▸ What needs to be done:
Output the material below in full, exactly as it is.

▸ Provided entries:
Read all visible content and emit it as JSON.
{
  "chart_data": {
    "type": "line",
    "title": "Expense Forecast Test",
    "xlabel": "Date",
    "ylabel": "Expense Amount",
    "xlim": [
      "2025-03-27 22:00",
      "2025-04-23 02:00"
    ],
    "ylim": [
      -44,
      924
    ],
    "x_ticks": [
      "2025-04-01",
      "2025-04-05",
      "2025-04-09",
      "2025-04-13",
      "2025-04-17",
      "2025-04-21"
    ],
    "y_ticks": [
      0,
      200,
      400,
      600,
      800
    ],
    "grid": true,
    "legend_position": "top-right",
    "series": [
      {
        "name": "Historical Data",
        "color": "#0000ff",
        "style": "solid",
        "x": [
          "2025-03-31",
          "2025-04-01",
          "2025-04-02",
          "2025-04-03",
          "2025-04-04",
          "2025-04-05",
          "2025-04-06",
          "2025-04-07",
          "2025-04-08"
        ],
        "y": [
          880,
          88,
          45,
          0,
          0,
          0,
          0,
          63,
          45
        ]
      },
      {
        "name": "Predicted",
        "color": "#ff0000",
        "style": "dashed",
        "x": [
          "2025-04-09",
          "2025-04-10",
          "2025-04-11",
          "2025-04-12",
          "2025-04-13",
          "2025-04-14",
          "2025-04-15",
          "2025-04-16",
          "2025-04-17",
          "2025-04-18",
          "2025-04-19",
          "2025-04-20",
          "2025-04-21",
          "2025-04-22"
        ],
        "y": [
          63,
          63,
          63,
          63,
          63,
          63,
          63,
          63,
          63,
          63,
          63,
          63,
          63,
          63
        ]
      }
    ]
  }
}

▸ Right answer:
Read all visible content and emit it as JSON.
{
  "chart_data": {
    "type": "line",
    "title": "Expense Forecast Test",
    "xlabel": "Date",
    "ylabel": "Expense Amount",
    "xlim": [
      "2025-03-27 22:00",
      "2025-04-23 02:00"
    ],
    "ylim": [
      -44,
      924
    ],
    "x_ticks": [
      "2025-04-01",
      "2025-04-05",
      "2025-04-09",
      "2025-04-13",
      "2025-04-17",
      "2025-04-21"
    ],
    "y_ticks": [
      0,
      200,
      400,
      600,
      800
    ],
    "grid": true,
    "legend_position": "top-right",
    "series": [
      {
        "name": "Historical Data",
        "color": "#0000ff",
        "style": "solid",
        "x": [
          "2025-03-31",
          "2025-04-01",
          "2025-04-02",
          "2025-04-03",
          "2025-04-04",
          "2025-04-05",
          "2025-04-06",
          "2025-04-07",
          "2025-04-08"
        ],
        "y": [
          880,
          88,
          45,
          0,
          0,
          0,
          0,
          63,
          45
        ]
      },
      {
        "name": "Predicted",
        "color": "#ff0000",
        "style": "dashed",
        "x": [
          "2025-04-09",
          "2025-04-10",
          "2025-04-11",
          "2025-04-12",
          "2025-04-13",
          "2025-04-14",
          "2025-04-15",
          "2025-04-16",
          "2025-04-17",
          "2025-04-18",
          "2025-04-19",
          "2025-04-20",
          "2025-04-21",
          "2025-04-22"
        ],
        "y": [
          63,
          63,
          63,
          63,
          63,
          63,
          63,
          63,
          63,
          63,
          63,
          63,
          63,
          63
        ]
      }
    ]
  }
}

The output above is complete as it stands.